● **Recorded data**
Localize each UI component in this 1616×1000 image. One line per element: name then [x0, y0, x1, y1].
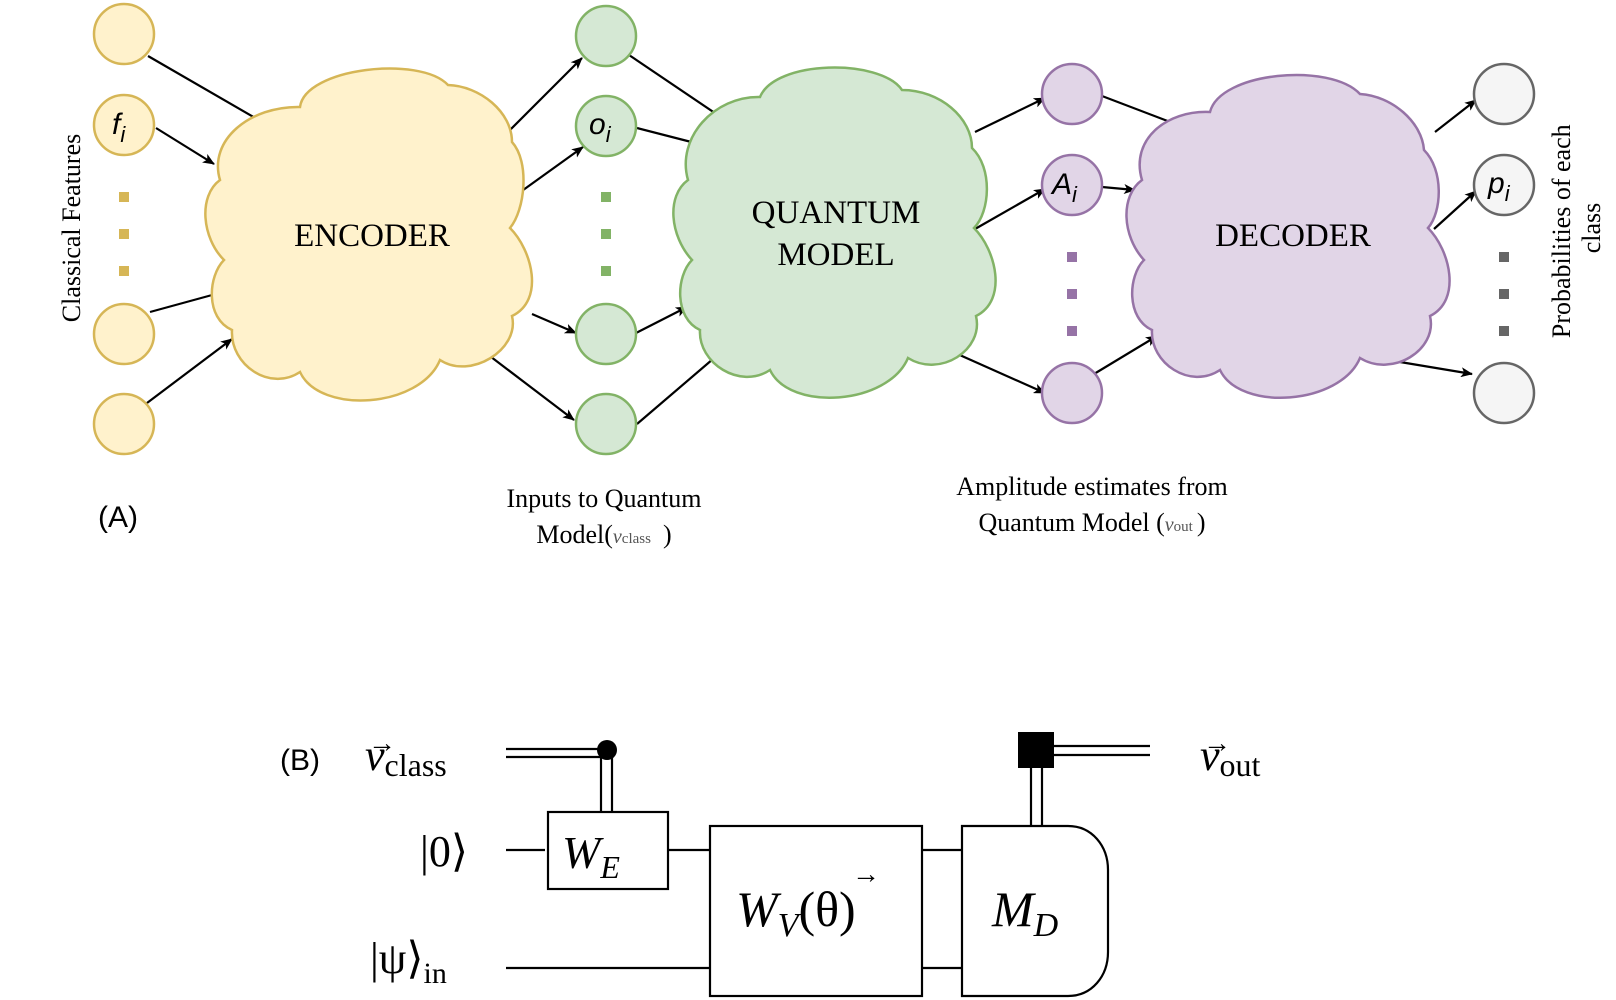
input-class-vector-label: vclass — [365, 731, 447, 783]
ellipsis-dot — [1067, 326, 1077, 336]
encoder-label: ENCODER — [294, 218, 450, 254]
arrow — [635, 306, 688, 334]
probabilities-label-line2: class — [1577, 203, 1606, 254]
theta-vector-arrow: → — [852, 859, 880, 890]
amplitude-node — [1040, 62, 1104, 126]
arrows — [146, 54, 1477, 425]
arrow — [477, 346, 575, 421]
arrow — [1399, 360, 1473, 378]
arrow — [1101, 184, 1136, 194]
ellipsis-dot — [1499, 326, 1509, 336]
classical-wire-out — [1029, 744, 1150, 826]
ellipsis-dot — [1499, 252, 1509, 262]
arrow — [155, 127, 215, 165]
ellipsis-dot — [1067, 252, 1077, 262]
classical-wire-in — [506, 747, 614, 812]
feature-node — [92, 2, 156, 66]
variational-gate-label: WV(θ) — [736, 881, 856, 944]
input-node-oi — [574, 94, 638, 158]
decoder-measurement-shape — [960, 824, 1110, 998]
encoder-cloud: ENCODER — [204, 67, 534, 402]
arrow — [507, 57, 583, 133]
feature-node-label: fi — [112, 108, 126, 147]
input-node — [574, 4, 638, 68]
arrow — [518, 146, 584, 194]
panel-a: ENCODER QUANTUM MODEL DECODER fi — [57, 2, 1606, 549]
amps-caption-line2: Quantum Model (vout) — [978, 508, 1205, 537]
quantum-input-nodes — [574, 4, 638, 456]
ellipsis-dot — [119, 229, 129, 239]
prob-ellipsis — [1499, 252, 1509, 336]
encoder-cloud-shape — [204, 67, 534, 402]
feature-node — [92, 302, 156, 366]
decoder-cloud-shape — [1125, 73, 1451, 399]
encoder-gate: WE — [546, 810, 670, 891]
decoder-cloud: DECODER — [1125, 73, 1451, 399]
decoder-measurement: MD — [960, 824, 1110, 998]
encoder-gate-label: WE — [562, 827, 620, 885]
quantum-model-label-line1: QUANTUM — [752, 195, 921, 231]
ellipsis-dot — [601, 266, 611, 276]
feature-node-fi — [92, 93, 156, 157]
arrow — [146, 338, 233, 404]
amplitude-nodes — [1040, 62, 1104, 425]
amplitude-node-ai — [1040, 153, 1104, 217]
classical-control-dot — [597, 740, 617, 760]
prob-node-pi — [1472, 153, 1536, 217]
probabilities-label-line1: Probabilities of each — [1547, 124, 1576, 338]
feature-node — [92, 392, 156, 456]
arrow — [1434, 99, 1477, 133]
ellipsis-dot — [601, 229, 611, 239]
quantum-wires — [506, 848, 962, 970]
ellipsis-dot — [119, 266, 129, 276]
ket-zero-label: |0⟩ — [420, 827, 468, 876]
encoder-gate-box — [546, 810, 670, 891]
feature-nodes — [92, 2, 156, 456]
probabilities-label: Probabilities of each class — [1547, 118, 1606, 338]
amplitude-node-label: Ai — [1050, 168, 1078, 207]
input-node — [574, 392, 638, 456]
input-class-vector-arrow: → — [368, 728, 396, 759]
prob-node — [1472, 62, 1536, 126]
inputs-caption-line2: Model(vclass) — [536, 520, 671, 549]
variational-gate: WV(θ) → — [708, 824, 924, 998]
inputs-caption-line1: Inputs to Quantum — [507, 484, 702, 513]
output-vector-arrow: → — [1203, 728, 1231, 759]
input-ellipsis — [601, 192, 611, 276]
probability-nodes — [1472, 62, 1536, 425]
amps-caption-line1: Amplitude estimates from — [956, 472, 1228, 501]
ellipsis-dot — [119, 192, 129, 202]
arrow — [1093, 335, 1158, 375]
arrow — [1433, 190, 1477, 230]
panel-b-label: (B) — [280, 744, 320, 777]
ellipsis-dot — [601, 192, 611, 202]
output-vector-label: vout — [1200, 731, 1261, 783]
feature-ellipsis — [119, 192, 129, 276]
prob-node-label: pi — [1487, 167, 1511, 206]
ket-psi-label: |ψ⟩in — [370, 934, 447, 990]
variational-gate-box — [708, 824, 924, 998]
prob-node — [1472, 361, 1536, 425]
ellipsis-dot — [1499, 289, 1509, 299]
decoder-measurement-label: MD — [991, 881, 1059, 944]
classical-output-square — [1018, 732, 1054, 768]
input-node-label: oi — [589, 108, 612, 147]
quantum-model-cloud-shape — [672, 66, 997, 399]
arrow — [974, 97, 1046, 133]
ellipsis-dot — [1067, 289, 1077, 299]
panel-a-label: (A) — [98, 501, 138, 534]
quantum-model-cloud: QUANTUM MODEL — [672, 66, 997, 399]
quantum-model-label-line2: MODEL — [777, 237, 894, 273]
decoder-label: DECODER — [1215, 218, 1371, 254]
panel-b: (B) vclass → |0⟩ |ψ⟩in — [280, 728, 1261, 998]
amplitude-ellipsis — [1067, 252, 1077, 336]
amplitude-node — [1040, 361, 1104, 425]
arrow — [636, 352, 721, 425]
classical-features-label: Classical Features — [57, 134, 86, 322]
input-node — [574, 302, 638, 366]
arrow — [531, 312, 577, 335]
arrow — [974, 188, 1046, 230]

---

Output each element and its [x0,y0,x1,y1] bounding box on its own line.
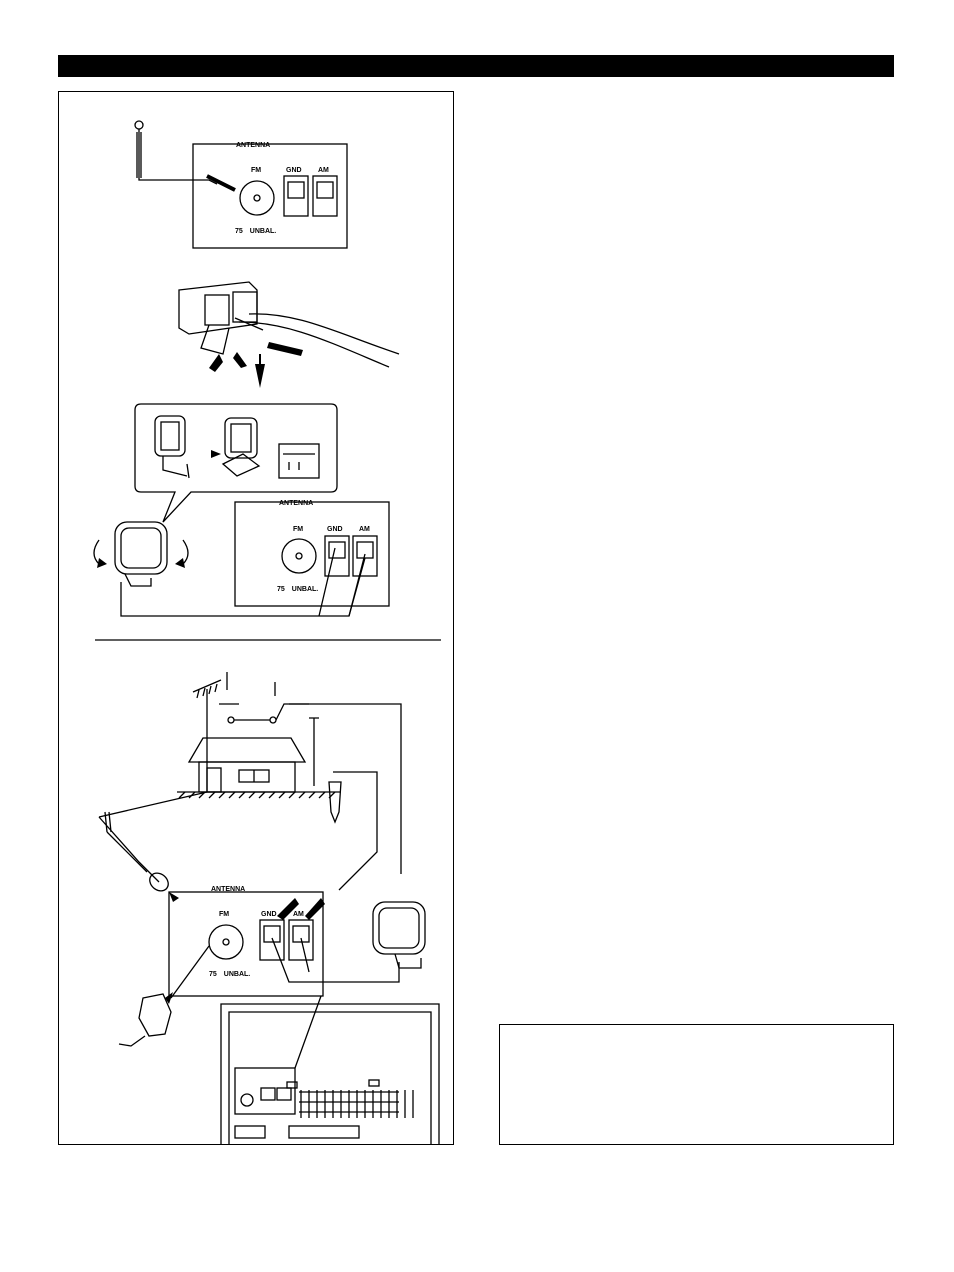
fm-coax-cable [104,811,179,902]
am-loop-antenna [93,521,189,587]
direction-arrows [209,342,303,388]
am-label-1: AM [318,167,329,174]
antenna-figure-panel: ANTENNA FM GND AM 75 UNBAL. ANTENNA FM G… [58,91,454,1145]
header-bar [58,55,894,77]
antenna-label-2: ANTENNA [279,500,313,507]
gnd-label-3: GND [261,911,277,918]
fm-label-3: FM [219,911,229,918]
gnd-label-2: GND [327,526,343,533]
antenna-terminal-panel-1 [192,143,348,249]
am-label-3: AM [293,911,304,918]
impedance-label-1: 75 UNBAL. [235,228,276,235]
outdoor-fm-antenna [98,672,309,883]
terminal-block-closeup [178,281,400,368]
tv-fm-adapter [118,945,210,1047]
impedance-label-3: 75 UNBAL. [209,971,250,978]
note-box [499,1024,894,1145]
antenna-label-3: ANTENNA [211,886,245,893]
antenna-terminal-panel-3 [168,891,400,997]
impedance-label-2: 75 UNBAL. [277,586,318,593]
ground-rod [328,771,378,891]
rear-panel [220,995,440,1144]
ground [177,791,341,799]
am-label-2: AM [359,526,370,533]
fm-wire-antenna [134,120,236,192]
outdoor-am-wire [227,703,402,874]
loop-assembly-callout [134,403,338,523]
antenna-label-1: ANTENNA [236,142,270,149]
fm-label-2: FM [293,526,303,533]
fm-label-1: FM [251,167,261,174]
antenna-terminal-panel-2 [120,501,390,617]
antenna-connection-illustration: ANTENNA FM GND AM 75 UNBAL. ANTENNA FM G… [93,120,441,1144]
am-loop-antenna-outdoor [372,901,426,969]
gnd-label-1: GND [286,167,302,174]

● **Goal**
Could you echo every entry above, from the line that contains "input-class-vector-label: vclass —" down to the line that contains "theta-vector-arrow: → — [852, 859, 880, 890]", with both of those lines included?

● **Problem solution**
input-class-vector-label: vclass — [365, 731, 447, 783]
ellipsis-dot — [1067, 326, 1077, 336]
encoder-label: ENCODER — [294, 218, 450, 254]
arrow — [635, 306, 688, 334]
probabilities-label-line2: class — [1577, 203, 1606, 254]
theta-vector-arrow: → — [852, 859, 880, 890]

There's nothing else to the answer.